[start]
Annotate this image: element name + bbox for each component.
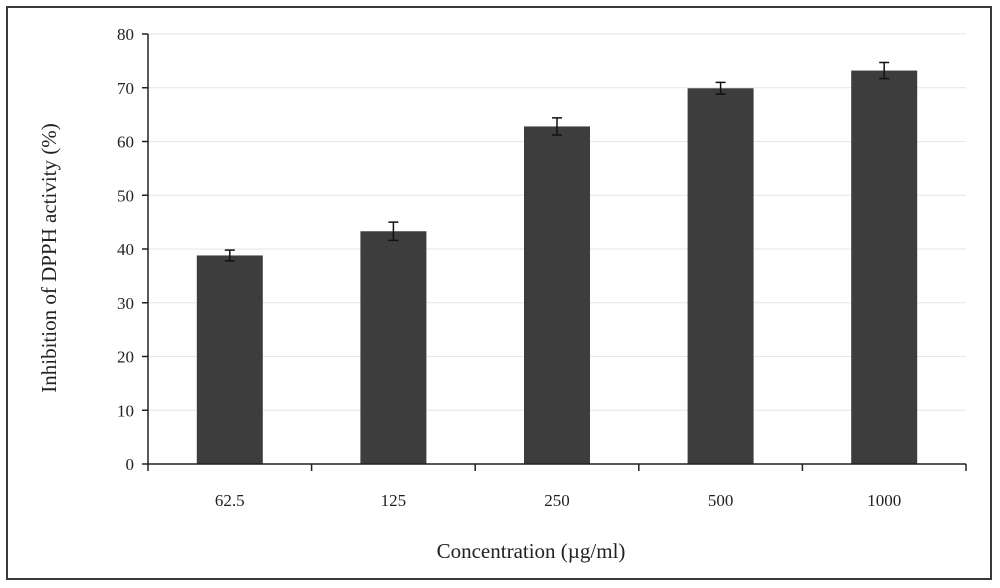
bar-1000 (851, 70, 918, 465)
y-tick-label: 40 (117, 240, 134, 259)
y-tick-label: 80 (117, 25, 134, 44)
y-tick-label: 0 (126, 455, 135, 474)
chart-frame (6, 6, 992, 580)
x-axis-title: Concentration (µg/ml) (437, 539, 626, 563)
y-tick-label: 50 (117, 186, 134, 205)
x-tick-label: 125 (381, 491, 407, 510)
y-tick-labels: 0 10 20 30 40 50 60 70 80 (117, 25, 134, 474)
bar-125 (360, 231, 427, 464)
bar-250 (524, 126, 590, 464)
error-bars-group (224, 61, 890, 262)
y-tick-label: 30 (117, 294, 134, 313)
x-tick-label: 500 (708, 491, 734, 510)
y-tick-label: 20 (117, 348, 134, 367)
axes (142, 33, 967, 471)
y-tick-label: 70 (117, 79, 134, 98)
y-tick-label: 60 (117, 133, 134, 152)
bar-500 (687, 88, 754, 464)
x-tick-labels: 62.5 125 250 500 1000 (215, 491, 901, 510)
x-tick-label: 1000 (867, 491, 901, 510)
y-axis-title: Inhibition of DPPH activity (%) (37, 123, 61, 392)
bar-62.5 (196, 255, 263, 464)
bars-group (196, 70, 918, 465)
y-tick-label: 10 (117, 401, 134, 420)
x-tick-label: 62.5 (215, 491, 245, 510)
x-tick-label: 250 (544, 491, 570, 510)
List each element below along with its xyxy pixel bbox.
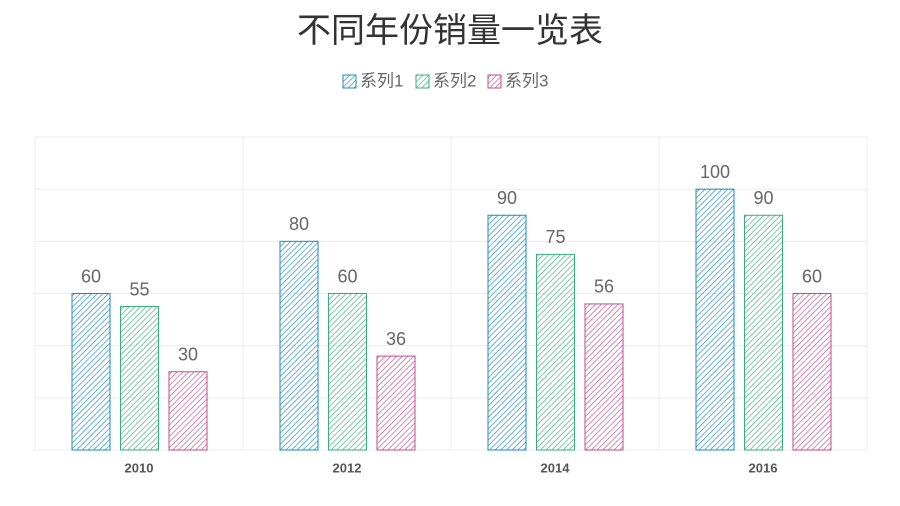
x-tick-label: 2010: [125, 460, 154, 475]
legend-swatch: [487, 74, 502, 89]
bar: [744, 214, 783, 451]
legend-swatch: [342, 74, 357, 89]
legend-label: 系列3: [505, 71, 548, 90]
value-label: 60: [337, 266, 357, 286]
bar: [328, 293, 367, 451]
legend-label: 系列2: [433, 71, 476, 90]
value-label: 60: [81, 266, 101, 286]
bar: [279, 240, 319, 451]
value-label: 75: [545, 227, 565, 247]
bar: [487, 214, 527, 451]
value-label: 90: [497, 188, 517, 208]
x-tick-label: 2014: [541, 460, 571, 475]
bar: [536, 253, 575, 451]
value-label: 36: [386, 329, 406, 349]
value-label: 55: [129, 279, 149, 299]
bar: [792, 293, 832, 451]
value-label: 80: [289, 214, 309, 234]
legend-swatch: [415, 74, 430, 89]
bar: [376, 355, 416, 451]
bar: [695, 188, 735, 451]
chart-title: 不同年份销量一览表: [297, 12, 603, 50]
value-label: 60: [802, 266, 822, 286]
value-label: 90: [753, 188, 773, 208]
bar: [71, 293, 111, 451]
value-label: 100: [700, 162, 730, 182]
bar: [168, 371, 208, 451]
bar: [120, 306, 159, 451]
value-label: 56: [594, 277, 614, 297]
x-tick-label: 2016: [749, 460, 778, 475]
legend-label: 系列1: [360, 71, 403, 90]
x-tick-label: 2012: [333, 460, 362, 475]
value-label: 30: [178, 345, 198, 365]
bar: [584, 303, 624, 451]
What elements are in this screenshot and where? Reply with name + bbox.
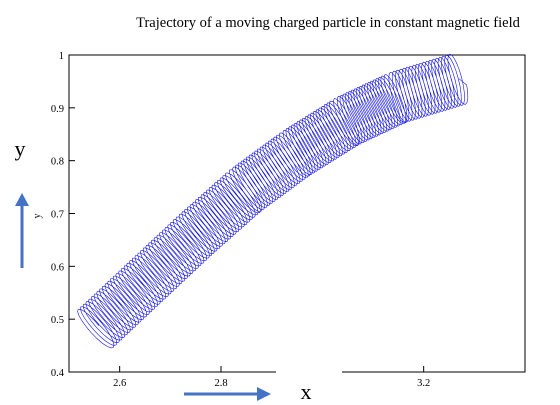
trajectory-series bbox=[77, 53, 469, 349]
y-tick-label: 0.8 bbox=[51, 157, 64, 168]
y-direction-arrow bbox=[15, 193, 29, 268]
x-axis-ticks: 2.6 2.8 3.2 bbox=[113, 366, 430, 389]
y-tick-label: 0.7 bbox=[51, 210, 64, 221]
plot-area: 2.6 2.8 3.2 0.4 0.5 0.6 0.7 0.8 0.9 1 bbox=[51, 51, 526, 389]
trajectory-line bbox=[77, 53, 469, 349]
x-tick-label: 2.8 bbox=[214, 378, 227, 389]
y-tick-label: 0.9 bbox=[51, 104, 64, 115]
y-axis-ticks: 0.4 0.5 0.6 0.7 0.8 0.9 1 bbox=[51, 51, 75, 379]
y-axis-label: y bbox=[15, 136, 26, 161]
x-tick-label: 3.2 bbox=[417, 378, 430, 389]
x-direction-arrow bbox=[184, 387, 271, 401]
y-tick-label: 0.6 bbox=[51, 262, 64, 273]
y-tick-label: 0.5 bbox=[51, 315, 64, 326]
x-axis-label: x bbox=[301, 379, 312, 404]
chart-title: Trajectory of a moving charged particle … bbox=[136, 15, 520, 31]
y-tick-label: 0.4 bbox=[51, 368, 65, 379]
x-tick-label: 2.6 bbox=[113, 378, 126, 389]
y-axis-label-small: y bbox=[32, 214, 43, 219]
x-axis-occluder bbox=[276, 362, 342, 402]
y-tick-label: 1 bbox=[59, 51, 64, 62]
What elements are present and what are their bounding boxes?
[end]
TASK BRIEF
Format the lines above as a JSON list of strings, one string per line, with blank lines omitted. Leave out the picture lines.

COMPLETE OUTPUT
[
  "Annotate this image: element name + bbox for each component.",
  "bar-1000 (851, 70, 918, 465)",
  "y-tick-label: 40 (117, 240, 134, 259)",
  "y-tick-label: 80 (117, 25, 134, 44)",
  "y-tick-label: 0 (126, 455, 135, 474)",
  "chart-frame (6, 6, 992, 580)",
  "x-axis-title: Concentration (µg/ml) (437, 539, 626, 563)",
  "y-tick-label: 50 (117, 186, 134, 205)",
  "x-tick-label: 125 (381, 491, 407, 510)",
  "y-tick-labels: 0 10 20 30 40 50 60 70 80 (117, 25, 134, 474)",
  "bar-125 (360, 231, 427, 464)",
  "bar-250 (524, 126, 590, 464)",
  "error-bars-group (224, 61, 890, 262)",
  "y-tick-label: 30 (117, 294, 134, 313)",
  "x-tick-label: 500 (708, 491, 734, 510)",
  "y-tick-label: 20 (117, 348, 134, 367)",
  "axes (142, 33, 967, 471)",
  "y-tick-label: 70 (117, 79, 134, 98)",
  "y-tick-label: 60 (117, 133, 134, 152)",
  "bar-500 (687, 88, 754, 464)",
  "x-tick-labels: 62.5 125 250 500 1000 (215, 491, 901, 510)",
  "x-tick-label: 1000 (867, 491, 901, 510)",
  "y-axis-title: Inhibition of DPPH activity (%) (37, 123, 61, 392)",
  "bar-62.5 (196, 255, 263, 464)",
  "bars-group (196, 70, 918, 465)",
  "y-tick-label: 10 (117, 401, 134, 420)",
  "x-tick-label: 62.5 (215, 491, 245, 510)",
  "x-tick-label: 250 (544, 491, 570, 510)",
  "List each element below along with its xyxy pixel bbox.",
  "x-tick-label: 2010: [125, 460, 154, 475]",
  "legend-swatch: [487, 74, 502, 89]",
  "bar: [744, 214, 783, 451]",
  "legend-swatch: [342, 74, 357, 89]",
  "legend-label: 系列3: [505, 71, 548, 90]",
  "value-label: 60: [337, 266, 357, 286]",
  "bar: [328, 293, 367, 451]",
  "legend-label: 系列2: [433, 71, 476, 90]",
  "value-label: 60: [81, 266, 101, 286]",
  "bar: [279, 240, 319, 451]",
  "value-label: 75: [545, 227, 565, 247]",
  "bar: [487, 214, 527, 451]",
  "value-label: 90: [497, 188, 517, 208]",
  "x-tick-label: 2014: [541, 460, 571, 475]",
  "bar: [536, 253, 575, 451]",
  "value-label: 36: [386, 329, 406, 349]",
  "value-label: 55: [129, 279, 149, 299]",
  "bar: [792, 293, 832, 451]",
  "value-label: 80: [289, 214, 309, 234]",
  "legend-swatch: [415, 74, 430, 89]",
  "bar: [376, 355, 416, 451]",
  "bar: [695, 188, 735, 451]",
  "chart-title: 不同年份销量一览表: [297, 12, 603, 50]",
  "value-label: 60: [802, 266, 822, 286]",
  "value-label: 90: [753, 188, 773, 208]",
  "bar: [71, 293, 111, 451]",
  "value-label: 100: [700, 162, 730, 182]",
  "bar: [168, 371, 208, 451]",
  "bar: [120, 306, 159, 451]",
  "value-label: 56: [594, 277, 614, 297]",
  "x-tick-label: 2016: [749, 460, 778, 475]",
  "legend-label: 系列1: [360, 71, 403, 90]",
  "x-tick-label: 2012: [333, 460, 362, 475]",
  "value-label: 30: [178, 345, 198, 365]",
  "bar: [584, 303, 624, 451]",
  "What elements are in this screenshot and where? Reply with name + bbox.",
  "trajectory-series bbox=[77, 53, 469, 349]",
  "y-tick-label: 0.8 bbox=[51, 157, 64, 168]",
  "y-direction-arrow bbox=[15, 193, 29, 268]",
  "x-axis-ticks: 2.6 2.8 3.2 bbox=[113, 366, 430, 389]",
  "y-tick-label: 0.7 bbox=[51, 210, 64, 221]",
  "plot-area: 2.6 2.8 3.2 0.4 0.5 0.6 0.7 0.8 0.9 1 bbox=[51, 51, 526, 389]",
  "trajectory-line bbox=[77, 53, 469, 349]",
  "x-tick-label: 2.8 bbox=[214, 378, 227, 389]",
  "y-tick-label: 0.9 bbox=[51, 104, 64, 115]",
  "y-axis-ticks: 0.4 0.5 0.6 0.7 0.8 0.9 1 bbox=[51, 51, 75, 379]",
  "y-axis-label: y bbox=[15, 136, 26, 161]",
  "x-tick-label: 3.2 bbox=[417, 378, 430, 389]",
  "x-direction-arrow bbox=[184, 387, 271, 401]",
  "y-tick-label: 0.6 bbox=[51, 262, 64, 273]",
  "y-tick-label: 0.5 bbox=[51, 315, 64, 326]",
  "x-axis-label: x bbox=[301, 379, 312, 404]",
  "chart-title: Trajectory of a moving charged particle … bbox=[136, 15, 520, 31]",
  "y-tick-label: 0.4 bbox=[51, 368, 65, 379]",
  "x-tick-label: 2.6 bbox=[113, 378, 126, 389]",
  "y-axis-label-small: y bbox=[32, 214, 43, 219]",
  "x-axis-occluder bbox=[276, 362, 342, 402]",
  "y-tick-label: 1 bbox=[59, 51, 64, 62]",
  "What elements are present and what are their bounding boxes?"
]